# Required work
Looking through the listing, how many of its lines hold the word "PESEL"? Answer with only the number.
— start Exercise input —
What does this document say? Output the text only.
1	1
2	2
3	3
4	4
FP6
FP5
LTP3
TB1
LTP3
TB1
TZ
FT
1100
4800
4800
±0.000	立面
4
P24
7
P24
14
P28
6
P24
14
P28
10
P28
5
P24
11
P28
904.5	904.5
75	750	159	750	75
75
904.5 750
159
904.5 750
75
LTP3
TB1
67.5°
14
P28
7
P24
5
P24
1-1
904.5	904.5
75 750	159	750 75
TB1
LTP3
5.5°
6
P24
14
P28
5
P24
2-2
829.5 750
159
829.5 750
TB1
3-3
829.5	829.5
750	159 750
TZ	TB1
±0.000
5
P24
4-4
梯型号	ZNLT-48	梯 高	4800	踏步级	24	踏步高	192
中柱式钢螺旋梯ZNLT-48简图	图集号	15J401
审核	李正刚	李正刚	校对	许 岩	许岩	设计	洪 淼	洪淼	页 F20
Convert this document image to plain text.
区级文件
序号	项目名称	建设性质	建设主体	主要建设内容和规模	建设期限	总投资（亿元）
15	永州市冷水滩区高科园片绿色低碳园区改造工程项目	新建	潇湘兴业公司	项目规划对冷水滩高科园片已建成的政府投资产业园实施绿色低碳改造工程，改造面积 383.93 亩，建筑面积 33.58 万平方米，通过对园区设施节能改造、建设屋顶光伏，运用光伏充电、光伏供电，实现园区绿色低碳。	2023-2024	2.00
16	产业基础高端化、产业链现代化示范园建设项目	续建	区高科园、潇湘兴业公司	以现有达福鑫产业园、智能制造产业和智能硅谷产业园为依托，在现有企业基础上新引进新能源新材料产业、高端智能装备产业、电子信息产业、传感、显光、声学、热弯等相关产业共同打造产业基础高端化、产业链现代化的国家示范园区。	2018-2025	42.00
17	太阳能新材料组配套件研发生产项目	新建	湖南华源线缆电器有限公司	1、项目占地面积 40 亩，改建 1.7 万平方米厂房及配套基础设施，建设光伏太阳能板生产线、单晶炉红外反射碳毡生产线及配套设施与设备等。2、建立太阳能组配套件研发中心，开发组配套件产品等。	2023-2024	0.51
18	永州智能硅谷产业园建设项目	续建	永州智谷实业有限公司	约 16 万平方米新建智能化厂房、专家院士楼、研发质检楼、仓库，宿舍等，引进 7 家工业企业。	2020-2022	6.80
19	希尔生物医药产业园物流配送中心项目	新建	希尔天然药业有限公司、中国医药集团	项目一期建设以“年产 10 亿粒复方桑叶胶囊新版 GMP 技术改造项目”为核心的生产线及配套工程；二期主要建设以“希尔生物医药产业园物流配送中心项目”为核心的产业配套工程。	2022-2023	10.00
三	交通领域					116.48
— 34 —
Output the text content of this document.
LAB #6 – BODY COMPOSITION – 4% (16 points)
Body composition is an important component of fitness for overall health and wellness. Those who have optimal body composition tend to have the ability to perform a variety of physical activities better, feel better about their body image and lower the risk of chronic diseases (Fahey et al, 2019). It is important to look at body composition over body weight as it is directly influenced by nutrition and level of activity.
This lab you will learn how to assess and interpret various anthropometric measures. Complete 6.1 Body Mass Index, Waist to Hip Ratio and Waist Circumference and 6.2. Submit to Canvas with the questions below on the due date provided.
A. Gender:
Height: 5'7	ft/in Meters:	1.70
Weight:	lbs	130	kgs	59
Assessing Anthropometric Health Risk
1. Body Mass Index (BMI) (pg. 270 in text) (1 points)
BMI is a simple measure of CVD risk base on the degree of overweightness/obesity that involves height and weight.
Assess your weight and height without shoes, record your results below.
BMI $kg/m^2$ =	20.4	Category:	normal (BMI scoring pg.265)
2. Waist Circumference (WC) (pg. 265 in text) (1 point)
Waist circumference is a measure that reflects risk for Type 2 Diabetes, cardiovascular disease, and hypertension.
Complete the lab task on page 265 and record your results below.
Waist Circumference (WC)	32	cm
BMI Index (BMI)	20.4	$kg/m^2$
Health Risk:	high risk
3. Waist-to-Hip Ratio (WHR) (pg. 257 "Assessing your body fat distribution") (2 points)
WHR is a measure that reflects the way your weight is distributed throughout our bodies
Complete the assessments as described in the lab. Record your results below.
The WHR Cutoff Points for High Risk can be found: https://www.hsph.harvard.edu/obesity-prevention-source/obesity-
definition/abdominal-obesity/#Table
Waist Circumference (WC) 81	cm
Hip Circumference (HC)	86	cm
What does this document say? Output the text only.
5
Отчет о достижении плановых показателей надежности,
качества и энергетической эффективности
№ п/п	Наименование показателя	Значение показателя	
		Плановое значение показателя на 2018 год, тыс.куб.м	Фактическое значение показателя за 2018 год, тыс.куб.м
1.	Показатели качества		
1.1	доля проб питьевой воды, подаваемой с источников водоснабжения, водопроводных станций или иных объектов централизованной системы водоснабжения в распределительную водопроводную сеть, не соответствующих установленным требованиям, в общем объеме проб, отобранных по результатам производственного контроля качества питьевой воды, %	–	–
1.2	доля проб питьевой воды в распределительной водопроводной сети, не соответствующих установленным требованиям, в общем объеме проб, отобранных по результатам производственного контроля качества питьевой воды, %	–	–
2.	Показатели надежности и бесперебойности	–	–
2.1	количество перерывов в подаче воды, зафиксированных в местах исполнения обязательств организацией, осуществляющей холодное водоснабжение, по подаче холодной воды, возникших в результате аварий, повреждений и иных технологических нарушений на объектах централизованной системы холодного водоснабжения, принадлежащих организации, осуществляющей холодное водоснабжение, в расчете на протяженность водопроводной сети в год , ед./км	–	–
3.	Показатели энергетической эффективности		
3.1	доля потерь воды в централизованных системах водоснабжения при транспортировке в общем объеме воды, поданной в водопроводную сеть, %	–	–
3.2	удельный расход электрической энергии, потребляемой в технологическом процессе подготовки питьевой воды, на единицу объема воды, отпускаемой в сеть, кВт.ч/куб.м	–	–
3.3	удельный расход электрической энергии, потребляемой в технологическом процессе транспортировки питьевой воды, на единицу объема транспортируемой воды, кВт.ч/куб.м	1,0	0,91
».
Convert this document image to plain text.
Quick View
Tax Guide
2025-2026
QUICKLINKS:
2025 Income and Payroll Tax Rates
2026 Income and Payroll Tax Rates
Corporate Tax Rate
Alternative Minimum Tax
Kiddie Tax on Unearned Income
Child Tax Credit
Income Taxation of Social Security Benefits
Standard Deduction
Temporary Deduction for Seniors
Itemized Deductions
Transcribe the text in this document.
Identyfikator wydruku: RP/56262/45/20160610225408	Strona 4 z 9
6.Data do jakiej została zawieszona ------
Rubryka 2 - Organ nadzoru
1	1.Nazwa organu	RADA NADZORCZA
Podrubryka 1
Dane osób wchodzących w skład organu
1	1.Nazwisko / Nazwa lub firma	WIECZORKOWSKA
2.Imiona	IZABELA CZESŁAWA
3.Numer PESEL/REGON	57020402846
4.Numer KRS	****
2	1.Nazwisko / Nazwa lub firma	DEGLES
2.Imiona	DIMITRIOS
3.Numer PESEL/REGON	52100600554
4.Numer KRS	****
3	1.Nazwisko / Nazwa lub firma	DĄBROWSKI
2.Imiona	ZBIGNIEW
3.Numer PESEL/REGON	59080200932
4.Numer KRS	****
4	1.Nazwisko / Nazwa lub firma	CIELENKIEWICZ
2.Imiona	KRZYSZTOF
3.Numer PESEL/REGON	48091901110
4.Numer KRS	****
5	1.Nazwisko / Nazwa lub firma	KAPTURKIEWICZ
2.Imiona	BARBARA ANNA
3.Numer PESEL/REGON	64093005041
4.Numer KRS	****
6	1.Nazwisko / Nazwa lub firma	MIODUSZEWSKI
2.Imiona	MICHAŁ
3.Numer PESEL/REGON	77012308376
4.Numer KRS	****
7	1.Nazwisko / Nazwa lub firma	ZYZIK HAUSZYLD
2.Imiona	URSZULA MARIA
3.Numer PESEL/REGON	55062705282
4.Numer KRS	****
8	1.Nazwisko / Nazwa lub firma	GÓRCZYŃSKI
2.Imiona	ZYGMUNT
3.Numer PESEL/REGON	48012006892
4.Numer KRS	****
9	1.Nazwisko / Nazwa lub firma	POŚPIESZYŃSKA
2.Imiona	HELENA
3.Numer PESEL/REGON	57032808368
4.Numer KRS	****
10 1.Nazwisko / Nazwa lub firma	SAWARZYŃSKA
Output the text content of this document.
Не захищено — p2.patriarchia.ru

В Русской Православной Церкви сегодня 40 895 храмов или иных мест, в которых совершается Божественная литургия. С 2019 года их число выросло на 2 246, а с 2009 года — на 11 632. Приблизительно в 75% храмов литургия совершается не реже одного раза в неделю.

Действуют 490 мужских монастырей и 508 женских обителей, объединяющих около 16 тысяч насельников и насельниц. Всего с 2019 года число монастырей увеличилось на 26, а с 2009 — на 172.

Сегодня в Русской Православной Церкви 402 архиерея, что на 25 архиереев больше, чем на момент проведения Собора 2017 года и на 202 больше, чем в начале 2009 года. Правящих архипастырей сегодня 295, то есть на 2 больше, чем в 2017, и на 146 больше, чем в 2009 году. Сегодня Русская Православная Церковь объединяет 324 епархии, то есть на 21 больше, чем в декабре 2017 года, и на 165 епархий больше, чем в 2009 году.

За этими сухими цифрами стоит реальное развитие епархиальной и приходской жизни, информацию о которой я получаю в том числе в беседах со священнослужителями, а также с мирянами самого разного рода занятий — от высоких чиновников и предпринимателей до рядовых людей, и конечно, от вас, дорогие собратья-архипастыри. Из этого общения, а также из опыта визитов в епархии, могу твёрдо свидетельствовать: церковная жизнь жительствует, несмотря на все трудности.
— end Exercise input —
# Answer for this exercise
9